» What you should do
All of the lines below should be output exactly as shown.

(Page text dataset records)
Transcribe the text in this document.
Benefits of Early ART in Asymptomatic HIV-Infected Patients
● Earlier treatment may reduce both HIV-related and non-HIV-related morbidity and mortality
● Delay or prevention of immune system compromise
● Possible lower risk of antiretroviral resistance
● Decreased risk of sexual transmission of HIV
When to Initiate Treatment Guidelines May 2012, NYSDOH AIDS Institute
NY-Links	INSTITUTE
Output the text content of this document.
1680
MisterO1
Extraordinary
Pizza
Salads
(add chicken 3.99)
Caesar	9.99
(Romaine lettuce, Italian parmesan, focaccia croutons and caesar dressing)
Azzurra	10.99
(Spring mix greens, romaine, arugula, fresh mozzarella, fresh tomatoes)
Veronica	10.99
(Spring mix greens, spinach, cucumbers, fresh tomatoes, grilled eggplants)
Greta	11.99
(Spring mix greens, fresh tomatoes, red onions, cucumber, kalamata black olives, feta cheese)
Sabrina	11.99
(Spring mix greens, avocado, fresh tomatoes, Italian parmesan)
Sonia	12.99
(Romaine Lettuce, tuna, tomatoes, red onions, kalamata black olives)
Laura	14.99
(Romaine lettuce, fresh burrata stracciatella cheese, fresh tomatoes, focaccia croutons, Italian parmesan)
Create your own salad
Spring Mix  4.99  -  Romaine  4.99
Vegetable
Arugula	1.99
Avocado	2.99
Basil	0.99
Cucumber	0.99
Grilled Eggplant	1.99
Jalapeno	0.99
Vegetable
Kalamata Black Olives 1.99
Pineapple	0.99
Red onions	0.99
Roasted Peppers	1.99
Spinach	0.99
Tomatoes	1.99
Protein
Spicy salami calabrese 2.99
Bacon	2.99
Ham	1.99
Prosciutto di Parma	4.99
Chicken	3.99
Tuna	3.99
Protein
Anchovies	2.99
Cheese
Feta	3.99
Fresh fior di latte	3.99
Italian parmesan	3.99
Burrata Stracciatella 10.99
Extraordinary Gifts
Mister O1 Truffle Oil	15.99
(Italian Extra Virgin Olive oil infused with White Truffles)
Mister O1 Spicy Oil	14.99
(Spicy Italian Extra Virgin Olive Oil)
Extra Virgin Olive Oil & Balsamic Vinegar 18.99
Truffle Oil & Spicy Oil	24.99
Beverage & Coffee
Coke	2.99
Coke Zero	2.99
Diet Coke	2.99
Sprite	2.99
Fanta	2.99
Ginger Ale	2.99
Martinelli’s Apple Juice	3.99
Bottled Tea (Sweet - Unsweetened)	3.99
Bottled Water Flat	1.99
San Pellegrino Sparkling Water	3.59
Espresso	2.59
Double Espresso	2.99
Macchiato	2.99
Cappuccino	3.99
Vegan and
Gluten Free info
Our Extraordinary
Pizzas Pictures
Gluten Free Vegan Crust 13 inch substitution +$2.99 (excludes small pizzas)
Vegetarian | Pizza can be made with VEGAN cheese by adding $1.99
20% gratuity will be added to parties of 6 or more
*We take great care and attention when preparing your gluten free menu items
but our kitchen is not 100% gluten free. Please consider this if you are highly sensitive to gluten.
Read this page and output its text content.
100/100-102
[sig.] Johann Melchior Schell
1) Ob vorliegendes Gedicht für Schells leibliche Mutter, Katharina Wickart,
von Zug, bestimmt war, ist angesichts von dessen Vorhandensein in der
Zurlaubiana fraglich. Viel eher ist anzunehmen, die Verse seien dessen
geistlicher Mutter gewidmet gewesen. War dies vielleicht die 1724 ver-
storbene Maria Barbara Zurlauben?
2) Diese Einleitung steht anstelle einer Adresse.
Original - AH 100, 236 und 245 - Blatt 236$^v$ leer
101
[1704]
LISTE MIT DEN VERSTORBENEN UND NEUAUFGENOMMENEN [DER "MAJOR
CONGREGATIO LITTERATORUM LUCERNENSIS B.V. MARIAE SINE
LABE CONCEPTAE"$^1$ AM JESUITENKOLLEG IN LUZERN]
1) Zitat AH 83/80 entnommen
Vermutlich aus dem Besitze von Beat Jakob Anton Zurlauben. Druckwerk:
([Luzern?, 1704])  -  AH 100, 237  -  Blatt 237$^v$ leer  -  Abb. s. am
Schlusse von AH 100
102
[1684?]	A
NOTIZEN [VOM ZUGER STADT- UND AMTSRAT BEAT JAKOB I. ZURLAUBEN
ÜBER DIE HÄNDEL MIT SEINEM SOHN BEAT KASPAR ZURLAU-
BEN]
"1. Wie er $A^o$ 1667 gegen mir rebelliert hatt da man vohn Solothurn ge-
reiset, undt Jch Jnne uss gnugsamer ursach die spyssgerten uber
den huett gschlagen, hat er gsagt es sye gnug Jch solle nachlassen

» Exercise output
Transcribe the text in this document.
Benefits of Early ART in Asymptomatic HIV-Infected Patients
● Earlier treatment may reduce both HIV-related and non-HIV-related morbidity and mortality
● Delay or prevention of immune system compromise
● Possible lower risk of antiretroviral resistance
● Decreased risk of sexual transmission of HIV
When to Initiate Treatment Guidelines May 2012, NYSDOH AIDS Institute
NY-Links	INSTITUTE
Output the text content of this document.
1680
MisterO1
Extraordinary
Pizza
Salads
(add chicken 3.99)
Caesar	9.99
(Romaine lettuce, Italian parmesan, focaccia croutons and caesar dressing)
Azzurra	10.99
(Spring mix greens, romaine, arugula, fresh mozzarella, fresh tomatoes)
Veronica	10.99
(Spring mix greens, spinach, cucumbers, fresh tomatoes, grilled eggplants)
Greta	11.99
(Spring mix greens, fresh tomatoes, red onions, cucumber, kalamata black olives, feta cheese)
Sabrina	11.99
(Spring mix greens, avocado, fresh tomatoes, Italian parmesan)
Sonia	12.99
(Romaine Lettuce, tuna, tomatoes, red onions, kalamata black olives)
Laura	14.99
(Romaine lettuce, fresh burrata stracciatella cheese, fresh tomatoes, focaccia croutons, Italian parmesan)
Create your own salad
Spring Mix  4.99  -  Romaine  4.99
Vegetable
Arugula	1.99
Avocado	2.99
Basil	0.99
Cucumber	0.99
Grilled Eggplant	1.99
Jalapeno	0.99
Vegetable
Kalamata Black Olives 1.99
Pineapple	0.99
Red onions	0.99
Roasted Peppers	1.99
Spinach	0.99
Tomatoes	1.99
Protein
Spicy salami calabrese 2.99
Bacon	2.99
Ham	1.99
Prosciutto di Parma	4.99
Chicken	3.99
Tuna	3.99
Protein
Anchovies	2.99
Cheese
Feta	3.99
Fresh fior di latte	3.99
Italian parmesan	3.99
Burrata Stracciatella 10.99
Extraordinary Gifts
Mister O1 Truffle Oil	15.99
(Italian Extra Virgin Olive oil infused with White Truffles)
Mister O1 Spicy Oil	14.99
(Spicy Italian Extra Virgin Olive Oil)
Extra Virgin Olive Oil & Balsamic Vinegar 18.99
Truffle Oil & Spicy Oil	24.99
Beverage & Coffee
Coke	2.99
Coke Zero	2.99
Diet Coke	2.99
Sprite	2.99
Fanta	2.99
Ginger Ale	2.99
Martinelli’s Apple Juice	3.99
Bottled Tea (Sweet - Unsweetened)	3.99
Bottled Water Flat	1.99
San Pellegrino Sparkling Water	3.59
Espresso	2.59
Double Espresso	2.99
Macchiato	2.99
Cappuccino	3.99
Vegan and
Gluten Free info
Our Extraordinary
Pizzas Pictures
Gluten Free Vegan Crust 13 inch substitution +$2.99 (excludes small pizzas)
Vegetarian | Pizza can be made with VEGAN cheese by adding $1.99
20% gratuity will be added to parties of 6 or more
*We take great care and attention when preparing your gluten free menu items
but our kitchen is not 100% gluten free. Please consider this if you are highly sensitive to gluten.
Read this page and output its text content.
100/100-102
[sig.] Johann Melchior Schell
1) Ob vorliegendes Gedicht für Schells leibliche Mutter, Katharina Wickart,
von Zug, bestimmt war, ist angesichts von dessen Vorhandensein in der
Zurlaubiana fraglich. Viel eher ist anzunehmen, die Verse seien dessen
geistlicher Mutter gewidmet gewesen. War dies vielleicht die 1724 ver-
storbene Maria Barbara Zurlauben?
2) Diese Einleitung steht anstelle einer Adresse.
Original - AH 100, 236 und 245 - Blatt 236$^v$ leer
101
[1704]
LISTE MIT DEN VERSTORBENEN UND NEUAUFGENOMMENEN [DER "MAJOR
CONGREGATIO LITTERATORUM LUCERNENSIS B.V. MARIAE SINE
LABE CONCEPTAE"$^1$ AM JESUITENKOLLEG IN LUZERN]
1) Zitat AH 83/80 entnommen
Vermutlich aus dem Besitze von Beat Jakob Anton Zurlauben. Druckwerk:
([Luzern?, 1704])  -  AH 100, 237  -  Blatt 237$^v$ leer  -  Abb. s. am
Schlusse von AH 100
102
[1684?]	A
NOTIZEN [VOM ZUGER STADT- UND AMTSRAT BEAT JAKOB I. ZURLAUBEN
ÜBER DIE HÄNDEL MIT SEINEM SOHN BEAT KASPAR ZURLAU-
BEN]
"1. Wie er $A^o$ 1667 gegen mir rebelliert hatt da man vohn Solothurn ge-
reiset, undt Jch Jnne uss gnugsamer ursach die spyssgerten uber
den huett gschlagen, hat er gsagt es sye gnug Jch solle nachlassen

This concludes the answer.